• Aim
Copy each line below that includes "Kindern".
begin Given entries
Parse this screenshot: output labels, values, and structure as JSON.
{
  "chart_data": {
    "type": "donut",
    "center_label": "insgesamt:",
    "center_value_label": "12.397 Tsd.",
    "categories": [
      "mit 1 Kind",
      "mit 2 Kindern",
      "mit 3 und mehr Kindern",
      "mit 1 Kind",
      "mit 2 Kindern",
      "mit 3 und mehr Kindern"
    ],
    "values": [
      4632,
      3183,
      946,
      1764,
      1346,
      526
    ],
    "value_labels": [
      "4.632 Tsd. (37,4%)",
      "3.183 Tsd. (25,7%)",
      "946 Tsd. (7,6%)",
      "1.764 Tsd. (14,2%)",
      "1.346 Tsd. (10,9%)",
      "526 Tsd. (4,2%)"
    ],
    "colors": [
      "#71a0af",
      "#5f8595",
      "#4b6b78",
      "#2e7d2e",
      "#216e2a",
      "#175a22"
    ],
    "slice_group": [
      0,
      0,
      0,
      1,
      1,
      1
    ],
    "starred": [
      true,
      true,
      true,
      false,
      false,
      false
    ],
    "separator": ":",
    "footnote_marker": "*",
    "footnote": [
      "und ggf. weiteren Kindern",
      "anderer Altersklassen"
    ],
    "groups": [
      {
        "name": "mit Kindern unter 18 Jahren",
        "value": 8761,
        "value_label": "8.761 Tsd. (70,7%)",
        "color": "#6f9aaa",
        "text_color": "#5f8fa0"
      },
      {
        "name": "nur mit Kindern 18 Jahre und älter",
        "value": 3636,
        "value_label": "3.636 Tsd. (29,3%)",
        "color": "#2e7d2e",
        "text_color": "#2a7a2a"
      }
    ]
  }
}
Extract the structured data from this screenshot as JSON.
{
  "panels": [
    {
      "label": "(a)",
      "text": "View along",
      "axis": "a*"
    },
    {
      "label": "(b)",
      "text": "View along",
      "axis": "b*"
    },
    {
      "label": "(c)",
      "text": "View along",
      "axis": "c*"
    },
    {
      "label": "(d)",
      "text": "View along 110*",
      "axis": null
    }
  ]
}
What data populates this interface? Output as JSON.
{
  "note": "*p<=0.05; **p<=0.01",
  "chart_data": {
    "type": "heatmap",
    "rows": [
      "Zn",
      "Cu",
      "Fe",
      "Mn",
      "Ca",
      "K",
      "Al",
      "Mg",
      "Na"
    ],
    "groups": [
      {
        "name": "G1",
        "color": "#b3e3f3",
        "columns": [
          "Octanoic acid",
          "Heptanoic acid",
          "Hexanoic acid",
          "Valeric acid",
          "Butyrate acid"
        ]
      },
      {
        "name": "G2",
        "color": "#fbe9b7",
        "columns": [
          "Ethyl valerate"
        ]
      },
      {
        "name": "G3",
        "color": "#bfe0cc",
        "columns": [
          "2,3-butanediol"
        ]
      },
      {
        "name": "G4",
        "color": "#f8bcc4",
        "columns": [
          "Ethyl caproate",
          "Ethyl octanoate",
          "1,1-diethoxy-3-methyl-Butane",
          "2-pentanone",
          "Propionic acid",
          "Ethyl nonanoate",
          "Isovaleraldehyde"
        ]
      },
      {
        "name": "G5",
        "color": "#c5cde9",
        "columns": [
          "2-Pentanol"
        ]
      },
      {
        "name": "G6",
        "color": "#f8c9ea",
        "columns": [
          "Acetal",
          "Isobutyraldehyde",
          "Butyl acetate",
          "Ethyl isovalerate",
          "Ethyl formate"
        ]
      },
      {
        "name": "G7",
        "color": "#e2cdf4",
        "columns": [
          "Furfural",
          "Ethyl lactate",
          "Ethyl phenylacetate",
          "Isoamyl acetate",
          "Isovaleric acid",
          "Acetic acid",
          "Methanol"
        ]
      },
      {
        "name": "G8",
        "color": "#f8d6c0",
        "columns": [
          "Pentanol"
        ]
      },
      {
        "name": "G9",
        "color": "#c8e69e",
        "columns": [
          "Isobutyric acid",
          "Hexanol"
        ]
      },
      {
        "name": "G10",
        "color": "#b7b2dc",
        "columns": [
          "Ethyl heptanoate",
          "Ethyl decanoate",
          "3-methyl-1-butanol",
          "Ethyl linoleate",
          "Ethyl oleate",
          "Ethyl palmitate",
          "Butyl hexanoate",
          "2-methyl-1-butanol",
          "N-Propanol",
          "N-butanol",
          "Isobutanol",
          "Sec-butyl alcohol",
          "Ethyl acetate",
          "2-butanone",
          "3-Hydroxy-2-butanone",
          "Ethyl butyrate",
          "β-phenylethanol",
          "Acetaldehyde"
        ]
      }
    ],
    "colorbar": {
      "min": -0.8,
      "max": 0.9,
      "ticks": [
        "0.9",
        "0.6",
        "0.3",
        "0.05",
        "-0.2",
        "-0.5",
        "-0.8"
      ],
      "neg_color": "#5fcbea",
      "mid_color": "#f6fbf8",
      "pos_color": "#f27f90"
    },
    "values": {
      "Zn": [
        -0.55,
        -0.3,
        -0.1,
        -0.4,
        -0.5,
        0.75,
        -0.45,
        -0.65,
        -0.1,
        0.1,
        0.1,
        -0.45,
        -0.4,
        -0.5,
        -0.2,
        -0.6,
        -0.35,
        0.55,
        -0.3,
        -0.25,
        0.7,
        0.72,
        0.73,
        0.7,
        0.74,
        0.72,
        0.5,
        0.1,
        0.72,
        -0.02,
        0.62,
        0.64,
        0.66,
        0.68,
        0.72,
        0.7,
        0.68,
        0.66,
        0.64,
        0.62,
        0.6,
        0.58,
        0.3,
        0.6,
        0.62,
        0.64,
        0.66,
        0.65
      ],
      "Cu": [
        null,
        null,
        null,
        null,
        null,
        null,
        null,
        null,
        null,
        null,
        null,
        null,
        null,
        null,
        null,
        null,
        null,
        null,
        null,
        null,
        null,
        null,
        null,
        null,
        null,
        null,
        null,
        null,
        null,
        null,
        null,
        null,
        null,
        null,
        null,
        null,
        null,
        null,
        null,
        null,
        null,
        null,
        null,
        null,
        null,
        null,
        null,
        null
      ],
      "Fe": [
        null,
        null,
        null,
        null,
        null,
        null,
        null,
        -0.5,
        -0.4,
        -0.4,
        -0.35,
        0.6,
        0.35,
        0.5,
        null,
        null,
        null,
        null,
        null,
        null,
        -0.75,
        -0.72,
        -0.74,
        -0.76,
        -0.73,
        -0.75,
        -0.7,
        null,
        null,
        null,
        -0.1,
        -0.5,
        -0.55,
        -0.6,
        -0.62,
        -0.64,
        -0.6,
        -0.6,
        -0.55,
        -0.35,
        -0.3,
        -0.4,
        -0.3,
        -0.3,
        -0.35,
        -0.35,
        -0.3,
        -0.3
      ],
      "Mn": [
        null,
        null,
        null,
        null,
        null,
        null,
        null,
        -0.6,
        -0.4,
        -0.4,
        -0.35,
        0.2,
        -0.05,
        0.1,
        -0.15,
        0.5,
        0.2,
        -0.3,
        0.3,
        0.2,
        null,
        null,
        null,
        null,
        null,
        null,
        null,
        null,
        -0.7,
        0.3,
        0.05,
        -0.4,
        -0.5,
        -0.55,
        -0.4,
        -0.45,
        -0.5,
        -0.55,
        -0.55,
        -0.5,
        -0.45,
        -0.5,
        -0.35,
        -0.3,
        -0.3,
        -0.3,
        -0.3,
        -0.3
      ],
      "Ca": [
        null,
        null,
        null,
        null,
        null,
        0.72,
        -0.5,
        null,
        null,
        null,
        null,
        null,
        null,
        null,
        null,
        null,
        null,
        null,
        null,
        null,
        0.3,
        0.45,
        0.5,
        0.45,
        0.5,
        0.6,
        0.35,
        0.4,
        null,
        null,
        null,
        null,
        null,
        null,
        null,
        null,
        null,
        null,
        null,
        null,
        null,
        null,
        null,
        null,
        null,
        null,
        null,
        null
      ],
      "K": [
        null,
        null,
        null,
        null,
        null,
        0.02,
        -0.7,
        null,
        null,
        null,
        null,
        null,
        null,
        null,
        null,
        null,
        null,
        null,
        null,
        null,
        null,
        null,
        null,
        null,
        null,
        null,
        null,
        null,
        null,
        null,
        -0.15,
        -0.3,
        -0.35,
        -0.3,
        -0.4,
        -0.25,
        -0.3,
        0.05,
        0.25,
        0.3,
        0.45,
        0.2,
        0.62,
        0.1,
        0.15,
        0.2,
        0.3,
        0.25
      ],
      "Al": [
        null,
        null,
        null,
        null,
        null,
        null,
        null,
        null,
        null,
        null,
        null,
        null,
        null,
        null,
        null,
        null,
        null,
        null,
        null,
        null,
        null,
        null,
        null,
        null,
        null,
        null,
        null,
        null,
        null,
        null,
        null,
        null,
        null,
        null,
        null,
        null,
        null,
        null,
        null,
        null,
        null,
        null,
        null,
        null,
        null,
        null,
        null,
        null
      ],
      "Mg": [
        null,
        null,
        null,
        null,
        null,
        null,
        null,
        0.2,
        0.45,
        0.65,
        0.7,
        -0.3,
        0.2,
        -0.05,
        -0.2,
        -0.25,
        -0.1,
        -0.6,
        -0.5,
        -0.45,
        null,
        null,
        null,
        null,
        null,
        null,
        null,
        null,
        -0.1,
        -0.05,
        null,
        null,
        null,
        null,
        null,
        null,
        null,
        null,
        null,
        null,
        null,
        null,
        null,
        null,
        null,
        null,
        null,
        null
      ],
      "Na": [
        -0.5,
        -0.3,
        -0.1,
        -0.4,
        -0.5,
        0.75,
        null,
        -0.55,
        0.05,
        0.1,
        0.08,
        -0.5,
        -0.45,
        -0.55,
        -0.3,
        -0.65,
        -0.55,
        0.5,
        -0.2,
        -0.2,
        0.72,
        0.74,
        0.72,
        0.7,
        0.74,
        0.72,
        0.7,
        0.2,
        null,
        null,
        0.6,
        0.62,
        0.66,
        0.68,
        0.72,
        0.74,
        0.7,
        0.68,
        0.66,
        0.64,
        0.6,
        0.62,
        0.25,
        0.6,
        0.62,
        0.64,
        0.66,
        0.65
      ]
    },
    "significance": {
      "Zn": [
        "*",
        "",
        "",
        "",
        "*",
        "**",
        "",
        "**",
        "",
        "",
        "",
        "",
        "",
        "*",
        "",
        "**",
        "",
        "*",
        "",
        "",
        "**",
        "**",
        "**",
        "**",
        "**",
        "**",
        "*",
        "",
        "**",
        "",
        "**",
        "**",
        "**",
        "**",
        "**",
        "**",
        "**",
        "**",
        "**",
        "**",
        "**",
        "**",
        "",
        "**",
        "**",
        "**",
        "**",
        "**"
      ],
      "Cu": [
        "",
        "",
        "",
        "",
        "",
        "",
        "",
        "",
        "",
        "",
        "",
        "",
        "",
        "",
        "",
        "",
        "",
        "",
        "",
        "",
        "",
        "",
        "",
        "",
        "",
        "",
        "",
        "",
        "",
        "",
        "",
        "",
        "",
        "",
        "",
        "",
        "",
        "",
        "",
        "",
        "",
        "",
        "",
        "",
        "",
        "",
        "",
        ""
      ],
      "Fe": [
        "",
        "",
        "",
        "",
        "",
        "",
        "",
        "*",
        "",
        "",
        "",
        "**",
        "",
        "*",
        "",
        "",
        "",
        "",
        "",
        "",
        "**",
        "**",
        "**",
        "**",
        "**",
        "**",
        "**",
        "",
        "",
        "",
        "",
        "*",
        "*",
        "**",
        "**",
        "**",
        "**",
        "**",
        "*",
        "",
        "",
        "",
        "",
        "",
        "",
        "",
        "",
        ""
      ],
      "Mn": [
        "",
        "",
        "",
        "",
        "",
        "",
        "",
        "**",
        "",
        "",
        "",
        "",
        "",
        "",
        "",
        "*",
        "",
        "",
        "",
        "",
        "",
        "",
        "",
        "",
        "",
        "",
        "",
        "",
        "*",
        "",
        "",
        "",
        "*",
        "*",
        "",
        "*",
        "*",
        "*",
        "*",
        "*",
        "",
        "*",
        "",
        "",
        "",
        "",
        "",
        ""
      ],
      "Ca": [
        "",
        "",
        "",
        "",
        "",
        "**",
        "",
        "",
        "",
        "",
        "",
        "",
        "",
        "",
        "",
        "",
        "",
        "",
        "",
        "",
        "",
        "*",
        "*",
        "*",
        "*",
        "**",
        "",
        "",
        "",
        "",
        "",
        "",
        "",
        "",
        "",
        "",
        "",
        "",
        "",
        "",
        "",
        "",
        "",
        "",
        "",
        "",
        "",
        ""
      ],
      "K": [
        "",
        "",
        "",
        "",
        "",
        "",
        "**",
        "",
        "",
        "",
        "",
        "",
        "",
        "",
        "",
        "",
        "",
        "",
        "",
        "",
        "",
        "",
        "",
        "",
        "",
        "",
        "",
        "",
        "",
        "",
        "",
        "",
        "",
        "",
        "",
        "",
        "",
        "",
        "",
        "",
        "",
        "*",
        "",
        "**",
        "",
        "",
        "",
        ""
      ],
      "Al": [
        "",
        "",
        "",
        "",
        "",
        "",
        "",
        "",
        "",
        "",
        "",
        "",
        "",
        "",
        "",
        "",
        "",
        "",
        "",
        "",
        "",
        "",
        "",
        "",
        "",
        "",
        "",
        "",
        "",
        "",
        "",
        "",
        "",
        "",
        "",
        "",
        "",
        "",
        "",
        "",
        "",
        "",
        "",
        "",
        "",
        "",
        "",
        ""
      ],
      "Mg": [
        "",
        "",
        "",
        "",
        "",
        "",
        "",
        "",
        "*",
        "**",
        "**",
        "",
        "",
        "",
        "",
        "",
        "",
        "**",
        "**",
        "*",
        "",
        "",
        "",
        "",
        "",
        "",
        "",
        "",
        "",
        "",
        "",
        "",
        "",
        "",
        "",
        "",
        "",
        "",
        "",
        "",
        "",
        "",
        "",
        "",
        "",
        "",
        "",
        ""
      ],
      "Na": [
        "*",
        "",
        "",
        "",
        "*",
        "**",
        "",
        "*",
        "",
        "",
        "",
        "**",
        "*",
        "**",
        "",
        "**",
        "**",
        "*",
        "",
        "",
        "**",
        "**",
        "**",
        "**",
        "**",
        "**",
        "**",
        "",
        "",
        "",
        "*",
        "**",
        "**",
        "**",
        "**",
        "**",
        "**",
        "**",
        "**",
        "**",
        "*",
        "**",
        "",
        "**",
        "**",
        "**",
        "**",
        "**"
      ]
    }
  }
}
end Given entries
• Result of this task
      "mit 2 Kindern",
      "mit 3 und mehr Kindern",
      "mit 2 Kindern",
      "mit 3 und mehr Kindern"
      "und ggf. weiteren Kindern",
        "name": "mit Kindern unter 18 Jahren",
        "name": "nur mit Kindern 18 Jahre und älter",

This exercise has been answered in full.